* [REQUIRED WORK]:
Print every line of the listing exactly, please.

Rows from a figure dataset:
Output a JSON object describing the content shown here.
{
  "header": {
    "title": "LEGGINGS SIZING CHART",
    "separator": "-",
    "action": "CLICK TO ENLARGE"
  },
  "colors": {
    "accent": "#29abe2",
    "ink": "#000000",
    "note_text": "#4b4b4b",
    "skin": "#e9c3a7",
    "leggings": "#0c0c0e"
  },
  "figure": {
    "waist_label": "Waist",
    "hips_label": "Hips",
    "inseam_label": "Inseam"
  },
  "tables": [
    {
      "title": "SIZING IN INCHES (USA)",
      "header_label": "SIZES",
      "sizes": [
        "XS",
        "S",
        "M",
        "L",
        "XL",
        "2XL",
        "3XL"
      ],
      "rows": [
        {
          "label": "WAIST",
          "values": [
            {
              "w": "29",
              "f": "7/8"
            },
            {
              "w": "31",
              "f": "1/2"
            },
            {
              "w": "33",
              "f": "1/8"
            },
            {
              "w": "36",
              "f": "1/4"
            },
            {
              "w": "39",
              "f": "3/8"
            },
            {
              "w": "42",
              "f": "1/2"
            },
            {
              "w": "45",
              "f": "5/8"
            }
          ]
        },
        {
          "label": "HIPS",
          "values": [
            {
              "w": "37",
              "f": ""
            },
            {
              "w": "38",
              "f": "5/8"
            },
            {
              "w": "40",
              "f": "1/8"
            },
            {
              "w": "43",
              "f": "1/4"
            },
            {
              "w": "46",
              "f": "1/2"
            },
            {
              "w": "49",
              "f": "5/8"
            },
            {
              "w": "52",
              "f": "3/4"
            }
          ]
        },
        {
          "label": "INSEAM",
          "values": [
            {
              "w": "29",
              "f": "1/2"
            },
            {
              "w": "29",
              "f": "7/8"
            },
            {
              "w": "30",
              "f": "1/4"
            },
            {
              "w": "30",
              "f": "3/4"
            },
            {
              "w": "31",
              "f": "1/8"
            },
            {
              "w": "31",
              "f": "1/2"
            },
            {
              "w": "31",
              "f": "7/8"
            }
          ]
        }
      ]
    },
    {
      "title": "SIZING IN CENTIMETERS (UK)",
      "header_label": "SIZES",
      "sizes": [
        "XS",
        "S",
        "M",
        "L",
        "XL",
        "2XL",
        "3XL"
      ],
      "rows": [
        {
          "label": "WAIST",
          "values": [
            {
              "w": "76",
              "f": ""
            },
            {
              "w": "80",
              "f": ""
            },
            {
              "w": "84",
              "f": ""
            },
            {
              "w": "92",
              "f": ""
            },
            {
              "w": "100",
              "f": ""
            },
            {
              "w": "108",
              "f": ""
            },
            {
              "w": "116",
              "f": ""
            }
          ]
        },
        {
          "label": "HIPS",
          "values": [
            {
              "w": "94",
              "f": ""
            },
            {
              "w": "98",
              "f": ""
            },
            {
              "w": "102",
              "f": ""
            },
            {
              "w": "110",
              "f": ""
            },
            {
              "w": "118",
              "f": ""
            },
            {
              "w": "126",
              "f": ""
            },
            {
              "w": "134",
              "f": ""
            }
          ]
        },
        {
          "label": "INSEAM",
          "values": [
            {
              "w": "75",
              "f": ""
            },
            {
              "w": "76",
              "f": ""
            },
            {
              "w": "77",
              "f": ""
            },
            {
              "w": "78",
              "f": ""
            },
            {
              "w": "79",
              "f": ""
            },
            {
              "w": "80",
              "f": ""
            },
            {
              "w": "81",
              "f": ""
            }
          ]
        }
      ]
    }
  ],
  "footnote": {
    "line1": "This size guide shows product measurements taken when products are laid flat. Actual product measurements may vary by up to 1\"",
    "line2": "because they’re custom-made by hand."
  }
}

* [FULL SOLUTION]:
Output a JSON object describing the content shown here.
{
  "header": {
    "title": "LEGGINGS SIZING CHART",
    "separator": "-",
    "action": "CLICK TO ENLARGE"
  },
  "colors": {
    "accent": "#29abe2",
    "ink": "#000000",
    "note_text": "#4b4b4b",
    "skin": "#e9c3a7",
    "leggings": "#0c0c0e"
  },
  "figure": {
    "waist_label": "Waist",
    "hips_label": "Hips",
    "inseam_label": "Inseam"
  },
  "tables": [
    {
      "title": "SIZING IN INCHES (USA)",
      "header_label": "SIZES",
      "sizes": [
        "XS",
        "S",
        "M",
        "L",
        "XL",
        "2XL",
        "3XL"
      ],
      "rows": [
        {
          "label": "WAIST",
          "values": [
            {
              "w": "29",
              "f": "7/8"
            },
            {
              "w": "31",
              "f": "1/2"
            },
            {
              "w": "33",
              "f": "1/8"
            },
            {
              "w": "36",
              "f": "1/4"
            },
            {
              "w": "39",
              "f": "3/8"
            },
            {
              "w": "42",
              "f": "1/2"
            },
            {
              "w": "45",
              "f": "5/8"
            }
          ]
        },
        {
          "label": "HIPS",
          "values": [
            {
              "w": "37",
              "f": ""
            },
            {
              "w": "38",
              "f": "5/8"
            },
            {
              "w": "40",
              "f": "1/8"
            },
            {
              "w": "43",
              "f": "1/4"
            },
            {
              "w": "46",
              "f": "1/2"
            },
            {
              "w": "49",
              "f": "5/8"
            },
            {
              "w": "52",
              "f": "3/4"
            }
          ]
        },
        {
          "label": "INSEAM",
          "values": [
            {
              "w": "29",
              "f": "1/2"
            },
            {
              "w": "29",
              "f": "7/8"
            },
            {
              "w": "30",
              "f": "1/4"
            },
            {
              "w": "30",
              "f": "3/4"
            },
            {
              "w": "31",
              "f": "1/8"
            },
            {
              "w": "31",
              "f": "1/2"
            },
            {
              "w": "31",
              "f": "7/8"
            }
          ]
        }
      ]
    },
    {
      "title": "SIZING IN CENTIMETERS (UK)",
      "header_label": "SIZES",
      "sizes": [
        "XS",
        "S",
        "M",
        "L",
        "XL",
        "2XL",
        "3XL"
      ],
      "rows": [
        {
          "label": "WAIST",
          "values": [
            {
              "w": "76",
              "f": ""
            },
            {
              "w": "80",
              "f": ""
            },
            {
              "w": "84",
              "f": ""
            },
            {
              "w": "92",
              "f": ""
            },
            {
              "w": "100",
              "f": ""
            },
            {
              "w": "108",
              "f": ""
            },
            {
              "w": "116",
              "f": ""
            }
          ]
        },
        {
          "label": "HIPS",
          "values": [
            {
              "w": "94",
              "f": ""
            },
            {
              "w": "98",
              "f": ""
            },
            {
              "w": "102",
              "f": ""
            },
            {
              "w": "110",
              "f": ""
            },
            {
              "w": "118",
              "f": ""
            },
            {
              "w": "126",
              "f": ""
            },
            {
              "w": "134",
              "f": ""
            }
          ]
        },
        {
          "label": "INSEAM",
          "values": [
            {
              "w": "75",
              "f": ""
            },
            {
              "w": "76",
              "f": ""
            },
            {
              "w": "77",
              "f": ""
            },
            {
              "w": "78",
              "f": ""
            },
            {
              "w": "79",
              "f": ""
            },
            {
              "w": "80",
              "f": ""
            },
            {
              "w": "81",
              "f": ""
            }
          ]
        }
      ]
    }
  ],
  "footnote": {
    "line1": "This size guide shows product measurements taken when products are laid flat. Actual product measurements may vary by up to 1\"",
    "line2": "because they’re custom-made by hand."
  }
}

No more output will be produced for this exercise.